Repeat every line of the listing below exactly, minus the pictures.

(Data records)
======

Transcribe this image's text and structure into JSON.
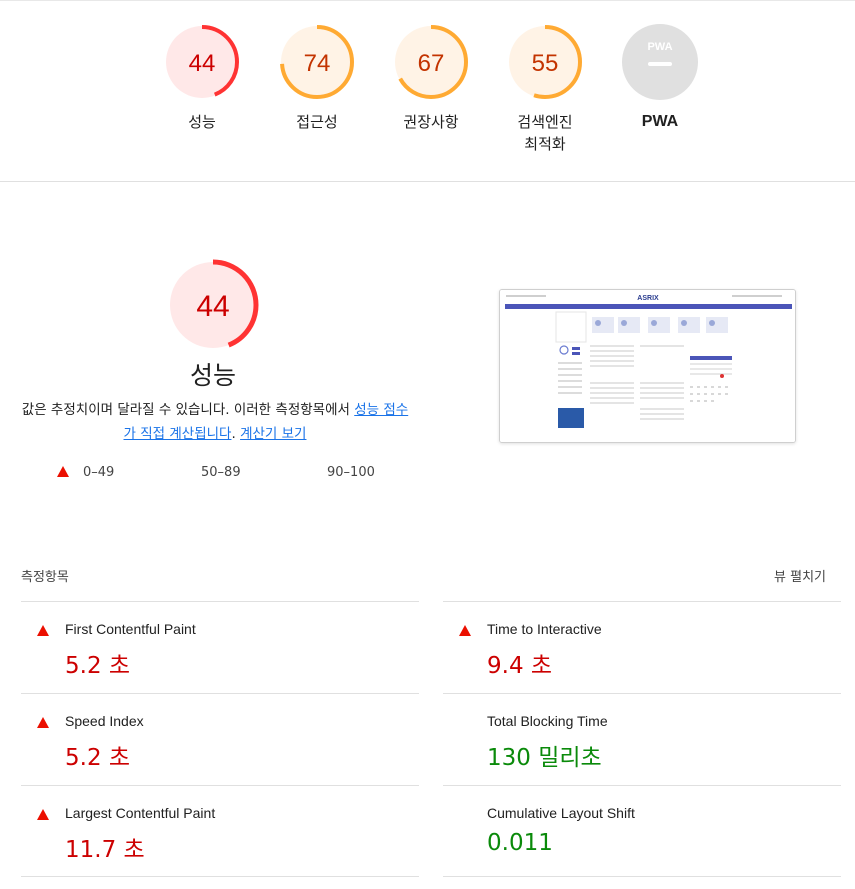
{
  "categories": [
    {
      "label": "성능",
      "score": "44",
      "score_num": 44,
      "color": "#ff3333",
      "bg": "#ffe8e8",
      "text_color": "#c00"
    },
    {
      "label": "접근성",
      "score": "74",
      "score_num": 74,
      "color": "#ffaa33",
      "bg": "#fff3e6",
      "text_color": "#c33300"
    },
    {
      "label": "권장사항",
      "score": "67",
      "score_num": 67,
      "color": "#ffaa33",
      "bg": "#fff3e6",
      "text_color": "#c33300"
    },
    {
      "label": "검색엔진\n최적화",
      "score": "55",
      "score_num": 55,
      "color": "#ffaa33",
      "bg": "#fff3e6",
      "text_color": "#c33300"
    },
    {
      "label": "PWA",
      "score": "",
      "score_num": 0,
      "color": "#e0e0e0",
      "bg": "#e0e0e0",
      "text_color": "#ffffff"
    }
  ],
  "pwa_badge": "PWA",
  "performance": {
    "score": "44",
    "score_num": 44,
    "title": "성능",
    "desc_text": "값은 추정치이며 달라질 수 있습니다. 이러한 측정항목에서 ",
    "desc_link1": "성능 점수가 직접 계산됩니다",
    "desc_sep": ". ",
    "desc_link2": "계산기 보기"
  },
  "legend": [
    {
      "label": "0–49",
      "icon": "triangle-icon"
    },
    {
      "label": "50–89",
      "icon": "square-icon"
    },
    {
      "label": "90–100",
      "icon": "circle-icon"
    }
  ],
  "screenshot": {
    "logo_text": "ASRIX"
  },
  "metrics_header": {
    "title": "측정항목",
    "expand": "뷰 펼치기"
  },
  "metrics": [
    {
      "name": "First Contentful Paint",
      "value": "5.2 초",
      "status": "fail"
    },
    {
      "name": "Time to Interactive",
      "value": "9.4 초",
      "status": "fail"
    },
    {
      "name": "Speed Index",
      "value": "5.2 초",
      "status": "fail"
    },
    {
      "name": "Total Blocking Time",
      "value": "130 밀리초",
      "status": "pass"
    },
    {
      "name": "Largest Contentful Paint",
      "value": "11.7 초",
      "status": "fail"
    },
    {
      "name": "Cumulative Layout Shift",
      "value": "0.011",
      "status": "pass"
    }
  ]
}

======

#### Finished answer
Transcribe this image's text and structure into JSON.
{
  "categories": [
    {
      "label": "성능",
      "score": "44",
      "score_num": 44,
      "color": "#ff3333",
      "bg": "#ffe8e8",
      "text_color": "#c00"
    },
    {
      "label": "접근성",
      "score": "74",
      "score_num": 74,
      "color": "#ffaa33",
      "bg": "#fff3e6",
      "text_color": "#c33300"
    },
    {
      "label": "권장사항",
      "score": "67",
      "score_num": 67,
      "color": "#ffaa33",
      "bg": "#fff3e6",
      "text_color": "#c33300"
    },
    {
      "label": "검색엔진\n최적화",
      "score": "55",
      "score_num": 55,
      "color": "#ffaa33",
      "bg": "#fff3e6",
      "text_color": "#c33300"
    },
    {
      "label": "PWA",
      "score": "",
      "score_num": 0,
      "color": "#e0e0e0",
      "bg": "#e0e0e0",
      "text_color": "#ffffff"
    }
  ],
  "pwa_badge": "PWA",
  "performance": {
    "score": "44",
    "score_num": 44,
    "title": "성능",
    "desc_text": "값은 추정치이며 달라질 수 있습니다. 이러한 측정항목에서 ",
    "desc_link1": "성능 점수가 직접 계산됩니다",
    "desc_sep": ". ",
    "desc_link2": "계산기 보기"
  },
  "legend": [
    {
      "label": "0–49",
      "icon": "triangle-icon"
    },
    {
      "label": "50–89",
      "icon": "square-icon"
    },
    {
      "label": "90–100",
      "icon": "circle-icon"
    }
  ],
  "screenshot": {
    "logo_text": "ASRIX"
  },
  "metrics_header": {
    "title": "측정항목",
    "expand": "뷰 펼치기"
  },
  "metrics": [
    {
      "name": "First Contentful Paint",
      "value": "5.2 초",
      "status": "fail"
    },
    {
      "name": "Time to Interactive",
      "value": "9.4 초",
      "status": "fail"
    },
    {
      "name": "Speed Index",
      "value": "5.2 초",
      "status": "fail"
    },
    {
      "name": "Total Blocking Time",
      "value": "130 밀리초",
      "status": "pass"
    },
    {
      "name": "Largest Contentful Paint",
      "value": "11.7 초",
      "status": "fail"
    },
    {
      "name": "Cumulative Layout Shift",
      "value": "0.011",
      "status": "pass"
    }
  ]
}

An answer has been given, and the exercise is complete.